═══ DATASET

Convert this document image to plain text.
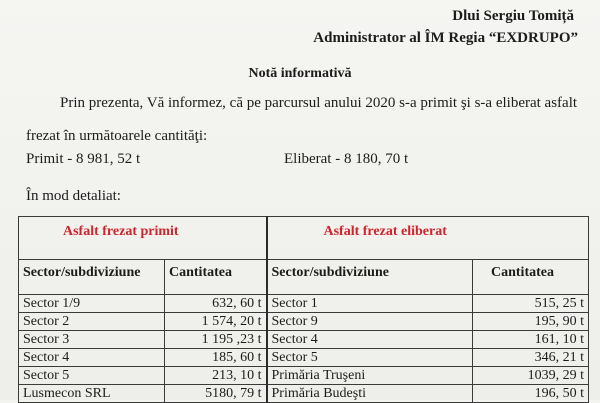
Dlui Sergiu Tomiță
Administrator al ÎM Regia “EXDRUPO”
Notă informativă
Prin prezenta, Vă informez, că pe parcursul anului 2020 s-a primit şi s-a eliberat asfalt
frezat în următoarele cantităţi:
Primit - 8 981, 52 t	Eliberat - 8 180, 70 t
În mod detaliat:
Asfalt frezat primit		Asfalt frezat eliberat	
Sector/subdiviziune	Cantitatea	Sector/subdiviziune	Cantitatea
Sector 1/9	632, 60 t	Sector 1	515, 25 t
Sector 2	1 574, 20 t	Sector 9	195, 90 t
Sector 3	1 195 ,23 t	Sector 4	161, 10 t
Sector 4	185, 60 t	Sector 5	346, 21 t
Sector 5	213, 10 t	Primăria Truşeni	1039, 29 t
Lusmecon SRL	5180, 79 t	Primăria Budeşti	196, 50 t
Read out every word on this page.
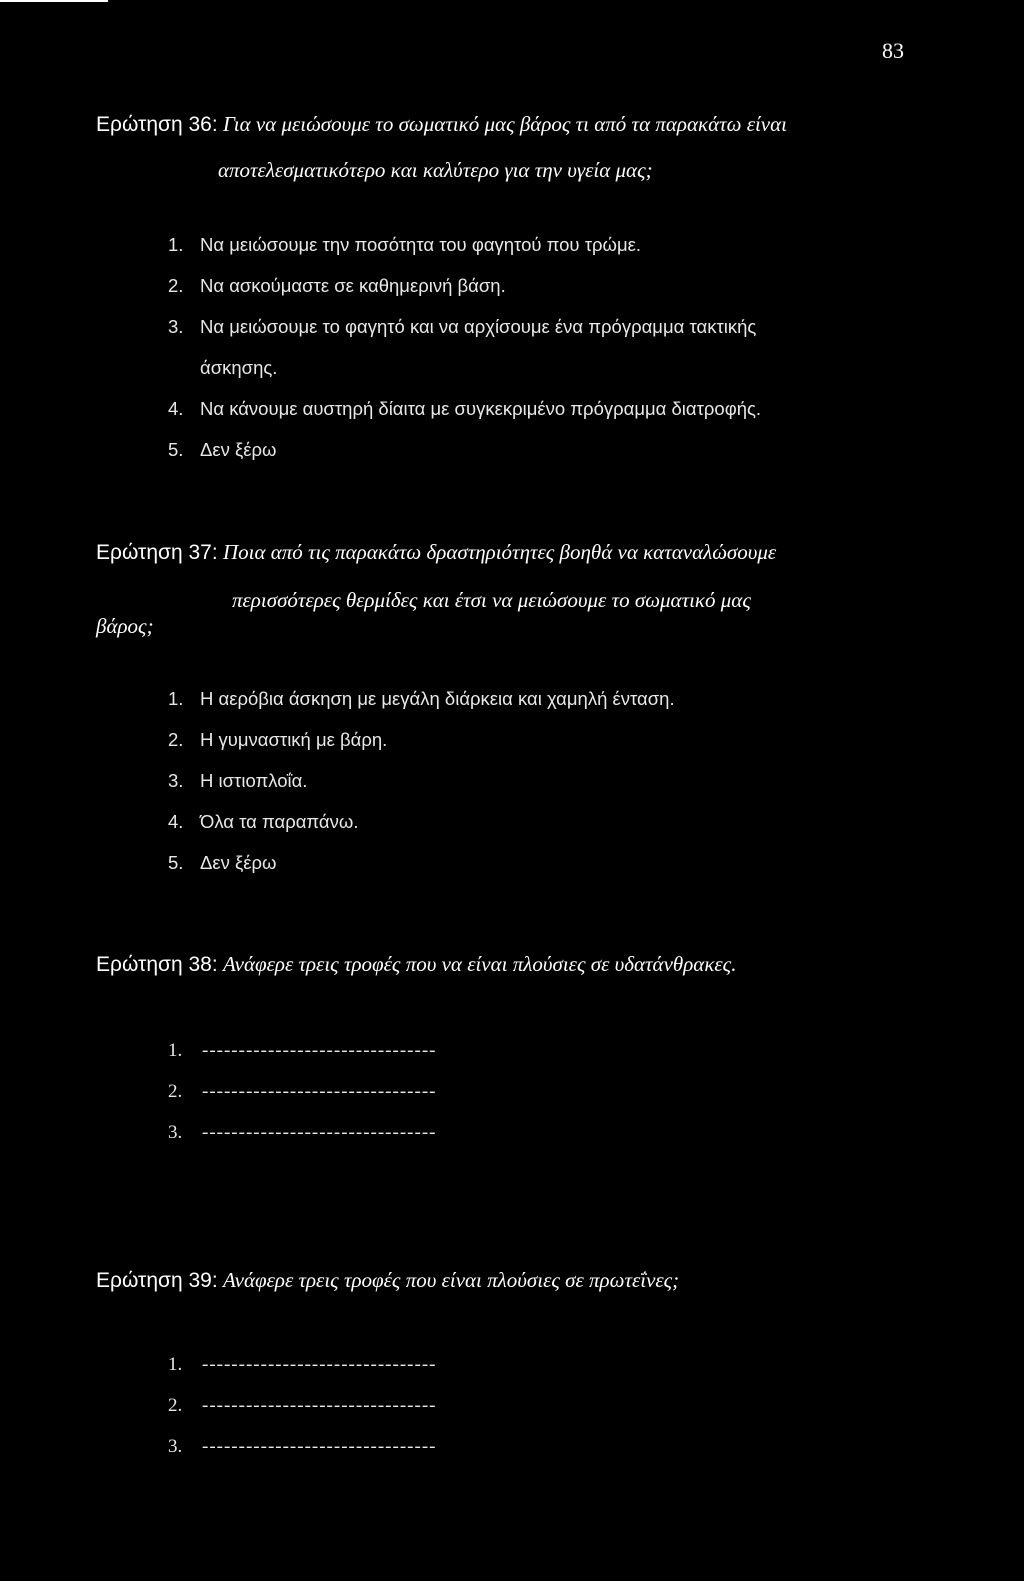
83
Ερώτηση 36: Για να μειώσουμε το σωματικό μας βάρος τι από τα παρακάτω είναι
αποτελεσματικότερο και καλύτερο για την υγεία μας;
1. Να μειώσουμε την ποσότητα του φαγητού που τρώμε.
2. Να ασκούμαστε σε καθημερινή βάση.
3. Να μειώσουμε το φαγητό και να αρχίσουμε ένα πρόγραμμα τακτικής
άσκησης.
4. Να κάνουμε αυστηρή δίαιτα με συγκεκριμένο πρόγραμμα διατροφής.
5. Δεν ξέρω
Ερώτηση 37: Ποια από τις παρακάτω δραστηριότητες βοηθά να καταναλώσουμε
περισσότερες θερμίδες και έτσι να μειώσουμε το σωματικό μας
βάρος;
1. Η αερόβια άσκηση με μεγάλη διάρκεια και χαμηλή ένταση.
2. Η γυμναστική με βάρη.
3. Η ιστιοπλοΐα.
4. Όλα τα παραπάνω.
5. Δεν ξέρω
Ερώτηση 38: Ανάφερε τρεις τροφές που να είναι πλούσιες σε υδατάνθρακες.
1. --------------------------------
2. --------------------------------
3. --------------------------------
Ερώτηση 39: Ανάφερε τρεις τροφές που είναι πλούσιες σε πρωτεΐνες;
1. --------------------------------
2. --------------------------------
3. --------------------------------
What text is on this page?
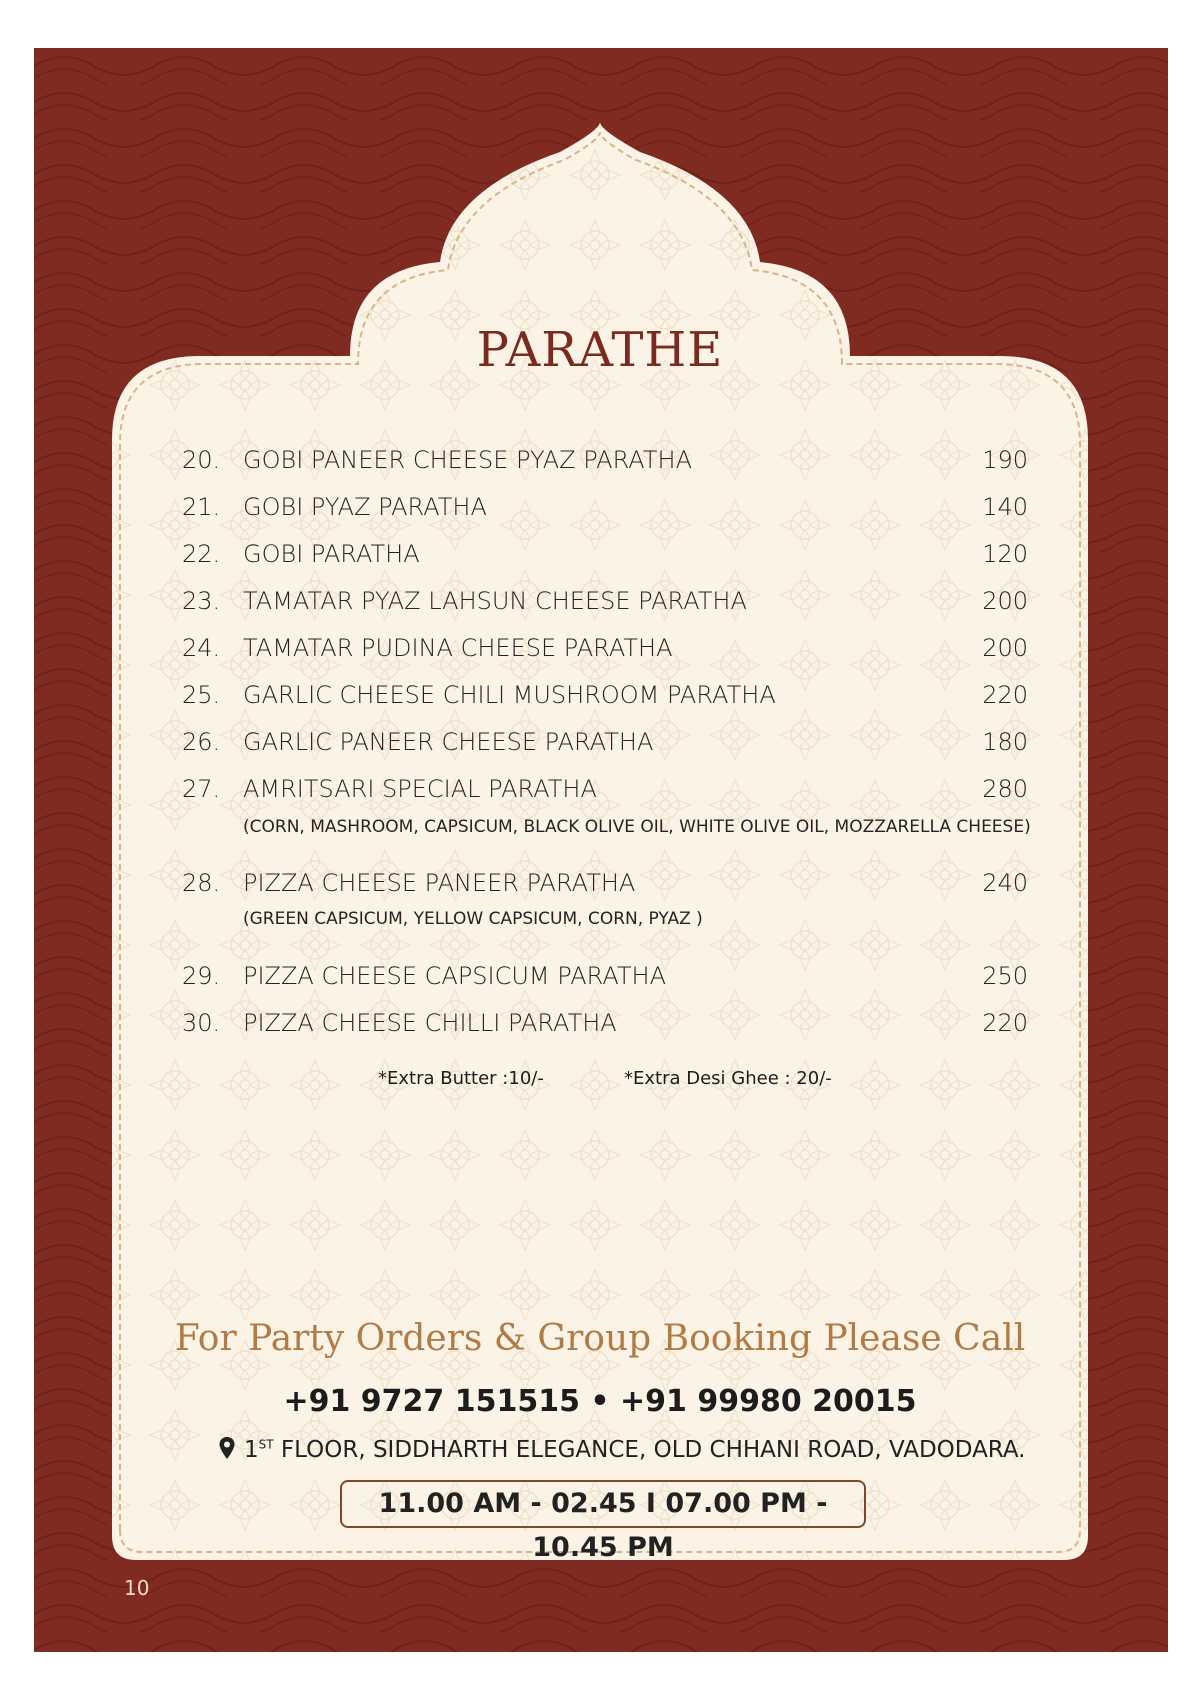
PARATHE
20. GOBI PANEER CHEESE PYAZ PARATHA	190
21. GOBI PYAZ PARATHA	140
22. GOBI PARATHA	120
23. TAMATAR PYAZ LAHSUN CHEESE PARATHA	200
24. TAMATAR PUDINA CHEESE PARATHA	200
25. GARLIC CHEESE CHILI MUSHROOM PARATHA	220
26. GARLIC PANEER CHEESE PARATHA	180
27. AMRITSARI SPECIAL PARATHA	280
(CORN, MASHROOM, CAPSICUM, BLACK OLIVE OIL, WHITE OLIVE OIL, MOZZARELLA CHEESE)
28. PIZZA CHEESE PANEER PARATHA	240
(GREEN CAPSICUM, YELLOW CAPSICUM, CORN, PYAZ )
29. PIZZA CHEESE CAPSICUM PARATHA	250
30. PIZZA CHEESE CHILLI PARATHA	220
*Extra Butter :10/-	*Extra Desi Ghee : 20/-
For Party Orders & Group Booking Please Call
+91 9727 151515 • +91 99980 20015
1ST FLOOR, SIDDHARTH ELEGANCE, OLD CHHANI ROAD, VADODARA.
11.00 AM - 02.45 I 07.00 PM - 10.45 PM
10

══════

## [WORK INSTRUCTIONS]
Without including any pictures, print all of the material exactly as given.

## [RESPONSE TO THIS EXERCISE]
Convert this document image to plain text.
Dlui Sergiu Tomiță
Administrator al ÎM Regia “EXDRUPO”
Notă informativă
Prin prezenta, Vă informez, că pe parcursul anului 2020 s-a primit şi s-a eliberat asfalt
frezat în următoarele cantităţi:
Primit - 8 981, 52 t	Eliberat - 8 180, 70 t
În mod detaliat:
Asfalt frezat primit		Asfalt frezat eliberat	
Sector/subdiviziune	Cantitatea	Sector/subdiviziune	Cantitatea
Sector 1/9	632, 60 t	Sector 1	515, 25 t
Sector 2	1 574, 20 t	Sector 9	195, 90 t
Sector 3	1 195 ,23 t	Sector 4	161, 10 t
Sector 4	185, 60 t	Sector 5	346, 21 t
Sector 5	213, 10 t	Primăria Truşeni	1039, 29 t
Lusmecon SRL	5180, 79 t	Primăria Budeşti	196, 50 t
Read out every word on this page.
83
Ερώτηση 36: Για να μειώσουμε το σωματικό μας βάρος τι από τα παρακάτω είναι
αποτελεσματικότερο και καλύτερο για την υγεία μας;
1. Να μειώσουμε την ποσότητα του φαγητού που τρώμε.
2. Να ασκούμαστε σε καθημερινή βάση.
3. Να μειώσουμε το φαγητό και να αρχίσουμε ένα πρόγραμμα τακτικής
άσκησης.
4. Να κάνουμε αυστηρή δίαιτα με συγκεκριμένο πρόγραμμα διατροφής.
5. Δεν ξέρω
Ερώτηση 37: Ποια από τις παρακάτω δραστηριότητες βοηθά να καταναλώσουμε
περισσότερες θερμίδες και έτσι να μειώσουμε το σωματικό μας
βάρος;
1. Η αερόβια άσκηση με μεγάλη διάρκεια και χαμηλή ένταση.
2. Η γυμναστική με βάρη.
3. Η ιστιοπλοΐα.
4. Όλα τα παραπάνω.
5. Δεν ξέρω
Ερώτηση 38: Ανάφερε τρεις τροφές που να είναι πλούσιες σε υδατάνθρακες.
1. --------------------------------
2. --------------------------------
3. --------------------------------
Ερώτηση 39: Ανάφερε τρεις τροφές που είναι πλούσιες σε πρωτεΐνες;
1. --------------------------------
2. --------------------------------
3. --------------------------------
What text is on this page?
PARATHE
20. GOBI PANEER CHEESE PYAZ PARATHA	190
21. GOBI PYAZ PARATHA	140
22. GOBI PARATHA	120
23. TAMATAR PYAZ LAHSUN CHEESE PARATHA	200
24. TAMATAR PUDINA CHEESE PARATHA	200
25. GARLIC CHEESE CHILI MUSHROOM PARATHA	220
26. GARLIC PANEER CHEESE PARATHA	180
27. AMRITSARI SPECIAL PARATHA	280
(CORN, MASHROOM, CAPSICUM, BLACK OLIVE OIL, WHITE OLIVE OIL, MOZZARELLA CHEESE)
28. PIZZA CHEESE PANEER PARATHA	240
(GREEN CAPSICUM, YELLOW CAPSICUM, CORN, PYAZ )
29. PIZZA CHEESE CAPSICUM PARATHA	250
30. PIZZA CHEESE CHILLI PARATHA	220
*Extra Butter :10/-	*Extra Desi Ghee : 20/-
For Party Orders & Group Booking Please Call
+91 9727 151515 • +91 99980 20015
1ST FLOOR, SIDDHARTH ELEGANCE, OLD CHHANI ROAD, VADODARA.
11.00 AM - 02.45 I 07.00 PM - 10.45 PM
10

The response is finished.